_SHORT EXERCISE_
Output every entry exactly as written, but omit the pictures.
* * * * * * *
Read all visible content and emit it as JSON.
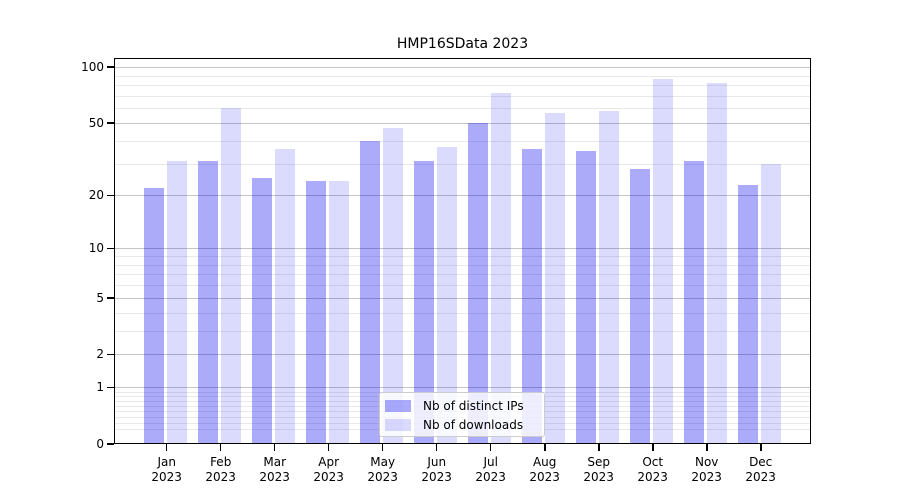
{
  "title": "HMP16SData 2023",
  "legend": {
    "items": [
      {
        "label": "Nb of distinct IPs"
      },
      {
        "label": "Nb of downloads"
      }
    ]
  },
  "colors": {
    "ips_bar": "rgba(13,13,242,0.35)",
    "downloads_bar": "rgba(13,13,242,0.15)",
    "grid_major": "#c4c4c4",
    "grid_minor": "#e9e9e9",
    "axis": "#000000",
    "background": "#ffffff"
  },
  "chart_data": {
    "type": "bar",
    "title": "HMP16SData 2023",
    "categories": [
      "Jan 2023",
      "Feb 2023",
      "Mar 2023",
      "Apr 2023",
      "May 2023",
      "Jun 2023",
      "Jul 2023",
      "Aug 2023",
      "Sep 2023",
      "Oct 2023",
      "Nov 2023",
      "Dec 2023"
    ],
    "series": [
      {
        "name": "Nb of distinct IPs",
        "values": [
          22,
          31,
          25,
          24,
          40,
          31,
          50,
          36,
          35,
          28,
          31,
          23
        ]
      },
      {
        "name": "Nb of downloads",
        "values": [
          31,
          60,
          36,
          24,
          47,
          37,
          73,
          57,
          58,
          86,
          82,
          30
        ]
      }
    ],
    "xlabel": "",
    "ylabel": "",
    "yscale": "log10(value+1)",
    "ylim": [
      0,
      110
    ],
    "ytick_values": [
      0,
      1,
      2,
      5,
      10,
      20,
      50,
      100
    ],
    "ytick_labels": [
      "0",
      "1",
      "2",
      "5",
      "10",
      "20",
      "50",
      "100"
    ],
    "minor_gridline_values": [
      0.2,
      0.3,
      0.4,
      0.5,
      0.6,
      0.7,
      0.8,
      0.9,
      3,
      4,
      6,
      7,
      8,
      9,
      30,
      40,
      60,
      70,
      80,
      90
    ],
    "grid": true,
    "legend_position": "lower center"
  }
}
* * * * * * *
_EXPECTED OUTPUT_
Read all visible content and emit it as JSON.
{
  "title": "HMP16SData 2023",
  "legend": {
    "items": [
      {
        "label": "Nb of distinct IPs"
      },
      {
        "label": "Nb of downloads"
      }
    ]
  },
  "colors": {
    "ips_bar": "rgba(13,13,242,0.35)",
    "downloads_bar": "rgba(13,13,242,0.15)",
    "grid_major": "#c4c4c4",
    "grid_minor": "#e9e9e9",
    "axis": "#000000",
    "background": "#ffffff"
  },
  "chart_data": {
    "type": "bar",
    "title": "HMP16SData 2023",
    "categories": [
      "Jan 2023",
      "Feb 2023",
      "Mar 2023",
      "Apr 2023",
      "May 2023",
      "Jun 2023",
      "Jul 2023",
      "Aug 2023",
      "Sep 2023",
      "Oct 2023",
      "Nov 2023",
      "Dec 2023"
    ],
    "series": [
      {
        "name": "Nb of distinct IPs",
        "values": [
          22,
          31,
          25,
          24,
          40,
          31,
          50,
          36,
          35,
          28,
          31,
          23
        ]
      },
      {
        "name": "Nb of downloads",
        "values": [
          31,
          60,
          36,
          24,
          47,
          37,
          73,
          57,
          58,
          86,
          82,
          30
        ]
      }
    ],
    "xlabel": "",
    "ylabel": "",
    "yscale": "log10(value+1)",
    "ylim": [
      0,
      110
    ],
    "ytick_values": [
      0,
      1,
      2,
      5,
      10,
      20,
      50,
      100
    ],
    "ytick_labels": [
      "0",
      "1",
      "2",
      "5",
      "10",
      "20",
      "50",
      "100"
    ],
    "minor_gridline_values": [
      0.2,
      0.3,
      0.4,
      0.5,
      0.6,
      0.7,
      0.8,
      0.9,
      3,
      4,
      6,
      7,
      8,
      9,
      30,
      40,
      60,
      70,
      80,
      90
    ],
    "grid": true,
    "legend_position": "lower center"
  }
}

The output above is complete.